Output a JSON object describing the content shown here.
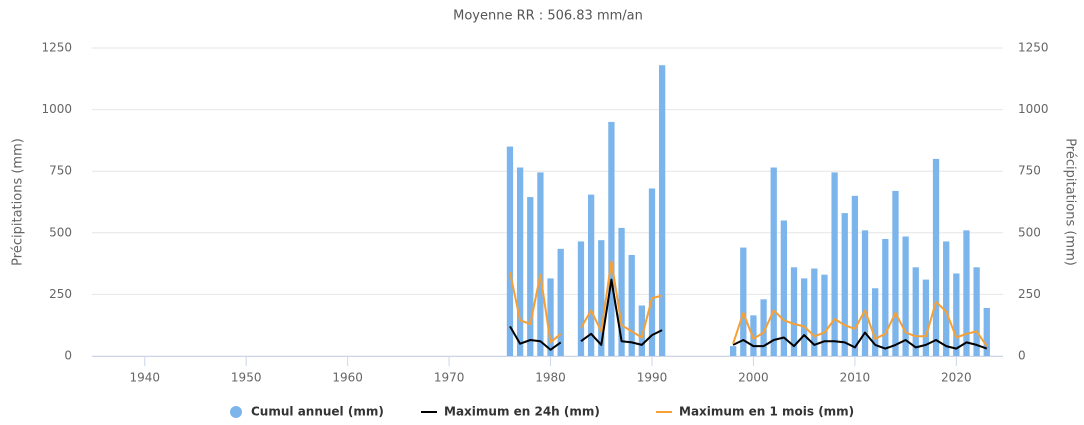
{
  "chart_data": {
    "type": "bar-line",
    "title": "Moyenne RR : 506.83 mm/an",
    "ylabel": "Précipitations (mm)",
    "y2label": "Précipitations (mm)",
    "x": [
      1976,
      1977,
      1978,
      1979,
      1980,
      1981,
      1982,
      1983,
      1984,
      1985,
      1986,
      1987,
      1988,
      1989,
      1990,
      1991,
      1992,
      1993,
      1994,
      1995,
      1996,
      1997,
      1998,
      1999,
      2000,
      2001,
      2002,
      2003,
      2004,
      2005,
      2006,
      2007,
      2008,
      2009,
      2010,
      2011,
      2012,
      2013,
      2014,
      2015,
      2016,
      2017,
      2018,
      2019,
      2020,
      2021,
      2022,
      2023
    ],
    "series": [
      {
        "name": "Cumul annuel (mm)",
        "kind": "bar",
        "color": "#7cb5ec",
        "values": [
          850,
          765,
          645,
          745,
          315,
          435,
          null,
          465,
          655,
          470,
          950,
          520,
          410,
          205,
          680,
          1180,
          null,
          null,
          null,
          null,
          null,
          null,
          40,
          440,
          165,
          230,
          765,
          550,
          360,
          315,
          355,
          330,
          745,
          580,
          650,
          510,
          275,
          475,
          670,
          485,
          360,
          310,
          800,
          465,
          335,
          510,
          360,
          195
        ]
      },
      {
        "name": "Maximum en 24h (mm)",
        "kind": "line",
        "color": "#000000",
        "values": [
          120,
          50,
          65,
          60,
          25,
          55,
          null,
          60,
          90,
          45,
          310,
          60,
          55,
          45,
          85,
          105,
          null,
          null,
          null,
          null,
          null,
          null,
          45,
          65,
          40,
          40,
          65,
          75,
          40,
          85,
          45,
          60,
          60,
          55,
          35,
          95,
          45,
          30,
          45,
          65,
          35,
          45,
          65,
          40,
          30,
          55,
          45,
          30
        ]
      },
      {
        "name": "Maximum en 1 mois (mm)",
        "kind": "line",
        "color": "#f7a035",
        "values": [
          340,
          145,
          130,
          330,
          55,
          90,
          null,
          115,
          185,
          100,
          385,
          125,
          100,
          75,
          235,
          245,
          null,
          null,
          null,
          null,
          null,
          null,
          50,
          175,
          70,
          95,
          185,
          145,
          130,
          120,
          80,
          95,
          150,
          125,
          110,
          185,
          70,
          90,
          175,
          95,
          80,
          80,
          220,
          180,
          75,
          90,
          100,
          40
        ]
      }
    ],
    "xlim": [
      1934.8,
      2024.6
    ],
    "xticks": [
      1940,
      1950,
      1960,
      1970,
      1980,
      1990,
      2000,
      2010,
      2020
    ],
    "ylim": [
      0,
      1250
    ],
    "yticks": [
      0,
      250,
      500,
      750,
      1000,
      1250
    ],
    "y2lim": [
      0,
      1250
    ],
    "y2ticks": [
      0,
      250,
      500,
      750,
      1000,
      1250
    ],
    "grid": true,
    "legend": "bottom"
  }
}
***
**What is expected:**
Check each line above for the word "Maximum", and copy the lines where it appears.

**Expected answer:**
        "name": "Maximum en 24h (mm)",
        "name": "Maximum en 1 mois (mm)",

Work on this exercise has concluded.